Task objective — The listing beneath should be written out in full, exactly as shown.

===

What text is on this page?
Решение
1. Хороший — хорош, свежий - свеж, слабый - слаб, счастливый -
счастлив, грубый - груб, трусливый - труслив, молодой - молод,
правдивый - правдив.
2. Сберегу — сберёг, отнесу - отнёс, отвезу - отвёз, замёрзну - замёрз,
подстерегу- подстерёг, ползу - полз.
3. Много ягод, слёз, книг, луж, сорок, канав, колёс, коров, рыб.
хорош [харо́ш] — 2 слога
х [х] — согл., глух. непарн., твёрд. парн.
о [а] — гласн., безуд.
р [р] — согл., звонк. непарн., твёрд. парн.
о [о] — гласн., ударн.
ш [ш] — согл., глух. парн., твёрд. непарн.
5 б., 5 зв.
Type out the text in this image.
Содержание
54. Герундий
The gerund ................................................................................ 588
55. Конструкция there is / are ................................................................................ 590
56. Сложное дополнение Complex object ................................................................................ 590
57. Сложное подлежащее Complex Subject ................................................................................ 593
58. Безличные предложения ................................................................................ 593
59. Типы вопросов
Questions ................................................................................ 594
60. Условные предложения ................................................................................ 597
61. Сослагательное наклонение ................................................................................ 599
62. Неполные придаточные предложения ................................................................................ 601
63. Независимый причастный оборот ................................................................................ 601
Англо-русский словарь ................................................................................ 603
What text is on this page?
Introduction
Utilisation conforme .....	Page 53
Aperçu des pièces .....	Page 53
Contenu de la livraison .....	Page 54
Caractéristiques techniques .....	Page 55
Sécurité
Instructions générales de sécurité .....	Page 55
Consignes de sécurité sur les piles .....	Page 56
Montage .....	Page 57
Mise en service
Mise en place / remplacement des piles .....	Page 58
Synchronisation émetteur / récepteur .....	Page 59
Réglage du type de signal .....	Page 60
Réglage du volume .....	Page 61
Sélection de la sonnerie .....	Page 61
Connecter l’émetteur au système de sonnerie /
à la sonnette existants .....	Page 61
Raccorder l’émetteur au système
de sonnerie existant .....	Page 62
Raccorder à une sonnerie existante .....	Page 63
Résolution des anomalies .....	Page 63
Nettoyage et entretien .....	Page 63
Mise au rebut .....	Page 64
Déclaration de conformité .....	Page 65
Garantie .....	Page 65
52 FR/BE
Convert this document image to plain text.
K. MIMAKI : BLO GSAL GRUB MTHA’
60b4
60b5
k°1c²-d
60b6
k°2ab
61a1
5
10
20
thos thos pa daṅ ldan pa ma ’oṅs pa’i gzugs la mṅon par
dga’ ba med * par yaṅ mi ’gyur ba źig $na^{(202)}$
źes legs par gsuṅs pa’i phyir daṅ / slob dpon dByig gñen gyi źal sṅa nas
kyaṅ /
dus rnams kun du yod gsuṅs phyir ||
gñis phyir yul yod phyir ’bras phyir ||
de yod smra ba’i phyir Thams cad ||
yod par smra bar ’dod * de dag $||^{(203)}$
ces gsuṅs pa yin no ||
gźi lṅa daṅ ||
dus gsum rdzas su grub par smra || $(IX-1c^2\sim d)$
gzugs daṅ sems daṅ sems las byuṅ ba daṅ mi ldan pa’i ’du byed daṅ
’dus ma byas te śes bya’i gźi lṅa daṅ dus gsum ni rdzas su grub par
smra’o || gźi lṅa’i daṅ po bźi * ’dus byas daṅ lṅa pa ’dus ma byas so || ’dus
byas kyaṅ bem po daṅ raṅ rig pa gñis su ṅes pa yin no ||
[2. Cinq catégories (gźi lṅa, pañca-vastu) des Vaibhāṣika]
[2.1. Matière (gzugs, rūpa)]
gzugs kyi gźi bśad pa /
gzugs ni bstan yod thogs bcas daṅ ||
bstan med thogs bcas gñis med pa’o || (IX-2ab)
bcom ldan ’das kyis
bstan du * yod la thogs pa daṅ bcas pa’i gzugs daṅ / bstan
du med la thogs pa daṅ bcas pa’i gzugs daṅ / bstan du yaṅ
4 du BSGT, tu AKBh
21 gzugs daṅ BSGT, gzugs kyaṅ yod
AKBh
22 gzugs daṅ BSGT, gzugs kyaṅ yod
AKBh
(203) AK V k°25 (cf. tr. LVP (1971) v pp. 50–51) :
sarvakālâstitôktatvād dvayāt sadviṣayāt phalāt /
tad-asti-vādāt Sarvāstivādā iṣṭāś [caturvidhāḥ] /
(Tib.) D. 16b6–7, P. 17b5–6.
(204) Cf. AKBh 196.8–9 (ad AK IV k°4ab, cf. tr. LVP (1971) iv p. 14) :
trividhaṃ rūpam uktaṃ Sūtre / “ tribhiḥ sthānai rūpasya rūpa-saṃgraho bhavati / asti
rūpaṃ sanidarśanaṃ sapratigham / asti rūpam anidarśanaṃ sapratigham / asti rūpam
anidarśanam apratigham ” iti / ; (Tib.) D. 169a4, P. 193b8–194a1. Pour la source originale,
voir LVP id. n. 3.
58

===

Written answer —
What text is on this page?
Решение
1. Хороший — хорош, свежий - свеж, слабый - слаб, счастливый -
счастлив, грубый - груб, трусливый - труслив, молодой - молод,
правдивый - правдив.
2. Сберегу — сберёг, отнесу - отнёс, отвезу - отвёз, замёрзну - замёрз,
подстерегу- подстерёг, ползу - полз.
3. Много ягод, слёз, книг, луж, сорок, канав, колёс, коров, рыб.
хорош [харо́ш] — 2 слога
х [х] — согл., глух. непарн., твёрд. парн.
о [а] — гласн., безуд.
р [р] — согл., звонк. непарн., твёрд. парн.
о [о] — гласн., ударн.
ш [ш] — согл., глух. парн., твёрд. непарн.
5 б., 5 зв.
Type out the text in this image.
Содержание
54. Герундий
The gerund ................................................................................ 588
55. Конструкция there is / are ................................................................................ 590
56. Сложное дополнение Complex object ................................................................................ 590
57. Сложное подлежащее Complex Subject ................................................................................ 593
58. Безличные предложения ................................................................................ 593
59. Типы вопросов
Questions ................................................................................ 594
60. Условные предложения ................................................................................ 597
61. Сослагательное наклонение ................................................................................ 599
62. Неполные придаточные предложения ................................................................................ 601
63. Независимый причастный оборот ................................................................................ 601
Англо-русский словарь ................................................................................ 603
What text is on this page?
Introduction
Utilisation conforme .....	Page 53
Aperçu des pièces .....	Page 53
Contenu de la livraison .....	Page 54
Caractéristiques techniques .....	Page 55
Sécurité
Instructions générales de sécurité .....	Page 55
Consignes de sécurité sur les piles .....	Page 56
Montage .....	Page 57
Mise en service
Mise en place / remplacement des piles .....	Page 58
Synchronisation émetteur / récepteur .....	Page 59
Réglage du type de signal .....	Page 60
Réglage du volume .....	Page 61
Sélection de la sonnerie .....	Page 61
Connecter l’émetteur au système de sonnerie /
à la sonnette existants .....	Page 61
Raccorder l’émetteur au système
de sonnerie existant .....	Page 62
Raccorder à une sonnerie existante .....	Page 63
Résolution des anomalies .....	Page 63
Nettoyage et entretien .....	Page 63
Mise au rebut .....	Page 64
Déclaration de conformité .....	Page 65
Garantie .....	Page 65
52 FR/BE
Convert this document image to plain text.
K. MIMAKI : BLO GSAL GRUB MTHA’
60b4
60b5
k°1c²-d
60b6
k°2ab
61a1
5
10
20
thos thos pa daṅ ldan pa ma ’oṅs pa’i gzugs la mṅon par
dga’ ba med * par yaṅ mi ’gyur ba źig $na^{(202)}$
źes legs par gsuṅs pa’i phyir daṅ / slob dpon dByig gñen gyi źal sṅa nas
kyaṅ /
dus rnams kun du yod gsuṅs phyir ||
gñis phyir yul yod phyir ’bras phyir ||
de yod smra ba’i phyir Thams cad ||
yod par smra bar ’dod * de dag $||^{(203)}$
ces gsuṅs pa yin no ||
gźi lṅa daṅ ||
dus gsum rdzas su grub par smra || $(IX-1c^2\sim d)$
gzugs daṅ sems daṅ sems las byuṅ ba daṅ mi ldan pa’i ’du byed daṅ
’dus ma byas te śes bya’i gźi lṅa daṅ dus gsum ni rdzas su grub par
smra’o || gźi lṅa’i daṅ po bźi * ’dus byas daṅ lṅa pa ’dus ma byas so || ’dus
byas kyaṅ bem po daṅ raṅ rig pa gñis su ṅes pa yin no ||
[2. Cinq catégories (gźi lṅa, pañca-vastu) des Vaibhāṣika]
[2.1. Matière (gzugs, rūpa)]
gzugs kyi gźi bśad pa /
gzugs ni bstan yod thogs bcas daṅ ||
bstan med thogs bcas gñis med pa’o || (IX-2ab)
bcom ldan ’das kyis
bstan du * yod la thogs pa daṅ bcas pa’i gzugs daṅ / bstan
du med la thogs pa daṅ bcas pa’i gzugs daṅ / bstan du yaṅ
4 du BSGT, tu AKBh
21 gzugs daṅ BSGT, gzugs kyaṅ yod
AKBh
22 gzugs daṅ BSGT, gzugs kyaṅ yod
AKBh
(203) AK V k°25 (cf. tr. LVP (1971) v pp. 50–51) :
sarvakālâstitôktatvād dvayāt sadviṣayāt phalāt /
tad-asti-vādāt Sarvāstivādā iṣṭāś [caturvidhāḥ] /
(Tib.) D. 16b6–7, P. 17b5–6.
(204) Cf. AKBh 196.8–9 (ad AK IV k°4ab, cf. tr. LVP (1971) iv p. 14) :
trividhaṃ rūpam uktaṃ Sūtre / “ tribhiḥ sthānai rūpasya rūpa-saṃgraho bhavati / asti
rūpaṃ sanidarśanaṃ sapratigham / asti rūpam anidarśanaṃ sapratigham / asti rūpam
anidarśanam apratigham ” iti / ; (Tib.) D. 169a4, P. 193b8–194a1. Pour la source originale,
voir LVP id. n. 3.
58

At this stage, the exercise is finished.